How many of these lines hold the string "JSON"? Answer with the number only.

## Begin

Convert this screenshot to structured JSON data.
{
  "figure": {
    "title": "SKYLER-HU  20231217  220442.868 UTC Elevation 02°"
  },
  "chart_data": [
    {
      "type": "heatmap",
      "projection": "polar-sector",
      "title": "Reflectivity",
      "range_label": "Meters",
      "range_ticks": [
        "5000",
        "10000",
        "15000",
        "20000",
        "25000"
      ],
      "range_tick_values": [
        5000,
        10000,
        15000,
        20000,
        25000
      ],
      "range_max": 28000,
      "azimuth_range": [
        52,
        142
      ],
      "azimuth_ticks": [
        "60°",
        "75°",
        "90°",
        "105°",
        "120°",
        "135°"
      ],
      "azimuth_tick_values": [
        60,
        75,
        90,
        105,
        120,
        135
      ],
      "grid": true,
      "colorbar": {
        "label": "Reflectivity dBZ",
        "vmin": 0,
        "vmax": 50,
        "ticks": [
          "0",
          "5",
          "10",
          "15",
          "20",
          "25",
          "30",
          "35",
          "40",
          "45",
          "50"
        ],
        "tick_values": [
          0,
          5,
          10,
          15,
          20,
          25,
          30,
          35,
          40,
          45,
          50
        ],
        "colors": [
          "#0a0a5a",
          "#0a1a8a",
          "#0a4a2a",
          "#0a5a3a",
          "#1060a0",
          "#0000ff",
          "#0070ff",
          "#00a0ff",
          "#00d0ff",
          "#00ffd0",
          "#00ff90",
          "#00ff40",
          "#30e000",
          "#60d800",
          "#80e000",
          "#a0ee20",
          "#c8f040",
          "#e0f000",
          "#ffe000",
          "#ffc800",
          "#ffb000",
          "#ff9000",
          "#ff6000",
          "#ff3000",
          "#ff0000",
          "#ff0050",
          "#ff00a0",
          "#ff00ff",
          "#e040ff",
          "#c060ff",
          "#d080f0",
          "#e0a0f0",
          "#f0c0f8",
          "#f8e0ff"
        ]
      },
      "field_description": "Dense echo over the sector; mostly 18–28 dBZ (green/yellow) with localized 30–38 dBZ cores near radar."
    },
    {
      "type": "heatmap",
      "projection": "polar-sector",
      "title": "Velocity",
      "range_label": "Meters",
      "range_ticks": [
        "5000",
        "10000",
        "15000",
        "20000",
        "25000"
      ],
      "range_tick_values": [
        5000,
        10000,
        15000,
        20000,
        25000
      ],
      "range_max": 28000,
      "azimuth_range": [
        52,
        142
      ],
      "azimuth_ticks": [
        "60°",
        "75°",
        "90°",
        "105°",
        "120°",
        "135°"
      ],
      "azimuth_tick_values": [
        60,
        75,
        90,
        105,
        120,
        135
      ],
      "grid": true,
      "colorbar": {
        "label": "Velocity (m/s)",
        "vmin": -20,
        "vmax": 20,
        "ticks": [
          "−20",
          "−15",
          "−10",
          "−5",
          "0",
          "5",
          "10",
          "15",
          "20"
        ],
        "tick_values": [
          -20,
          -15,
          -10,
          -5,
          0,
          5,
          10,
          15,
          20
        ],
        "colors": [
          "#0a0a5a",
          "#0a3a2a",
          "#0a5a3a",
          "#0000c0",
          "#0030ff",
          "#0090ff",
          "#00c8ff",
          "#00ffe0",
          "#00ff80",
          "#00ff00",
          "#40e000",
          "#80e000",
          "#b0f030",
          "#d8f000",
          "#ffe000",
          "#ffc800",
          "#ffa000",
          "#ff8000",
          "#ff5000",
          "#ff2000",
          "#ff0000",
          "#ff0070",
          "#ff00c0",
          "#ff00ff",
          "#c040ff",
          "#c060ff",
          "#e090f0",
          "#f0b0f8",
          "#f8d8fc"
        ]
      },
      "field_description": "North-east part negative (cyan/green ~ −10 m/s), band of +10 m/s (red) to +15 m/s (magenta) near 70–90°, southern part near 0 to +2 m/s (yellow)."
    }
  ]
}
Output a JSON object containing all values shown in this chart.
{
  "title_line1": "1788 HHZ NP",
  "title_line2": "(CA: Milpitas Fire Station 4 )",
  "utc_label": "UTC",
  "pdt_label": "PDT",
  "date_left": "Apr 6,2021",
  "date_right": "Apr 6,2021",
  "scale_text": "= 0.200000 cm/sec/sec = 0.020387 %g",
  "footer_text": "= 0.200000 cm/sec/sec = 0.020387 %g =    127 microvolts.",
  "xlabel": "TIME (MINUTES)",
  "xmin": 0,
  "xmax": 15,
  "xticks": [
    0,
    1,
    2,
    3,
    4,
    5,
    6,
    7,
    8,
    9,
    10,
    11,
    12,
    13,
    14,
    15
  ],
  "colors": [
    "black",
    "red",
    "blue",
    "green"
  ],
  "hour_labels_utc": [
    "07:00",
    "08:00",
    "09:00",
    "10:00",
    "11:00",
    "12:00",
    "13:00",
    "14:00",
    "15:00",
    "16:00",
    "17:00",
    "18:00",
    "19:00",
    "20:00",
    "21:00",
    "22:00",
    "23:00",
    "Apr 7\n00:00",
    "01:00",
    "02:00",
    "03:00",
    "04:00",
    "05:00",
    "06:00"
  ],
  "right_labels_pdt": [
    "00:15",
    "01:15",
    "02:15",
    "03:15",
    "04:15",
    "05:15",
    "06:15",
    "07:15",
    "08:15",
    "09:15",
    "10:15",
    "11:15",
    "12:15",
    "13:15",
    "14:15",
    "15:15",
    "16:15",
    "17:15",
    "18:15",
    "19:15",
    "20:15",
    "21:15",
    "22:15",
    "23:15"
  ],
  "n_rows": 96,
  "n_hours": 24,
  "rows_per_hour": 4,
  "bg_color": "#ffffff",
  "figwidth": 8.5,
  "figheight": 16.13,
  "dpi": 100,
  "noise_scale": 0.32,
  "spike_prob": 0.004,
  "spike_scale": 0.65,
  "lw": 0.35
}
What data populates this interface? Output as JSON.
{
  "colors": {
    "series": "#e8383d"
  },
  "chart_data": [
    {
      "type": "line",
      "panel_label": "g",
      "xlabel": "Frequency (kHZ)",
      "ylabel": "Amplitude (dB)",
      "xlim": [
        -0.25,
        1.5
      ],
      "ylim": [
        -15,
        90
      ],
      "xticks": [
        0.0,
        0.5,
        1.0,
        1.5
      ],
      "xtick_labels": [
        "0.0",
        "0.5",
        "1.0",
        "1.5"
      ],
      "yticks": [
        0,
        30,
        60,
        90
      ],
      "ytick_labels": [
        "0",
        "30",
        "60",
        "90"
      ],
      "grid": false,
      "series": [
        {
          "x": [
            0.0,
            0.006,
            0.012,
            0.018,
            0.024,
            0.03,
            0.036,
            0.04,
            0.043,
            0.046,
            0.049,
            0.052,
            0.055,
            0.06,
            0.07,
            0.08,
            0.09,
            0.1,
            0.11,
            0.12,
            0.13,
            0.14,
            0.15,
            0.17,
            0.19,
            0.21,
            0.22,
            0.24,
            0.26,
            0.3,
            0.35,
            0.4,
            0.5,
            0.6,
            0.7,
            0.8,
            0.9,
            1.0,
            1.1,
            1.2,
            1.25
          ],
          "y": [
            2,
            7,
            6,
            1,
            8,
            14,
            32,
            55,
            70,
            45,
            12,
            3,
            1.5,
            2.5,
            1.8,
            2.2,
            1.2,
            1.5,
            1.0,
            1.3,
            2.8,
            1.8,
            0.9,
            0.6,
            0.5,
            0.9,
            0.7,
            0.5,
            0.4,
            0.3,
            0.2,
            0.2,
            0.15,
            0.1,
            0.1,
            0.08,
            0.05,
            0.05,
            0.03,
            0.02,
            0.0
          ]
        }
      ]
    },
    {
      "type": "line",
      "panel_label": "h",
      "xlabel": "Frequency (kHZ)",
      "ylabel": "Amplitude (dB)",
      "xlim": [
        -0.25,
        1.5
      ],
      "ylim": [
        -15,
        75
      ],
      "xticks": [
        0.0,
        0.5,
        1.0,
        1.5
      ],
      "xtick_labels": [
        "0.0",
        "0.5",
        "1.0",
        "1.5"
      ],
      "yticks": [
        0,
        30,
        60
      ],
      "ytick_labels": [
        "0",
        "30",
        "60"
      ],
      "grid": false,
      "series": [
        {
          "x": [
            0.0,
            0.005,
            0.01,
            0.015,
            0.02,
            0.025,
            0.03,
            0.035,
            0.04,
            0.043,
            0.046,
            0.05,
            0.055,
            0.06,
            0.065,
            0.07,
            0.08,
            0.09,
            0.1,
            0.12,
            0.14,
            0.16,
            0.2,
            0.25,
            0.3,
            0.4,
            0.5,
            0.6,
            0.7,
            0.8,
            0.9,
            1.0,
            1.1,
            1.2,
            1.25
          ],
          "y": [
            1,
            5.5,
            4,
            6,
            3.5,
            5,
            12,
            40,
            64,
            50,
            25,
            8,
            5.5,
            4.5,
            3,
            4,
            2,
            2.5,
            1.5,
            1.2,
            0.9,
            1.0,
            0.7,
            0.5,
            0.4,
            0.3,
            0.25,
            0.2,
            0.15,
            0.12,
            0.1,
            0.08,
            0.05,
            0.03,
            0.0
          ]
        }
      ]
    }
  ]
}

## End

Exercise result: 3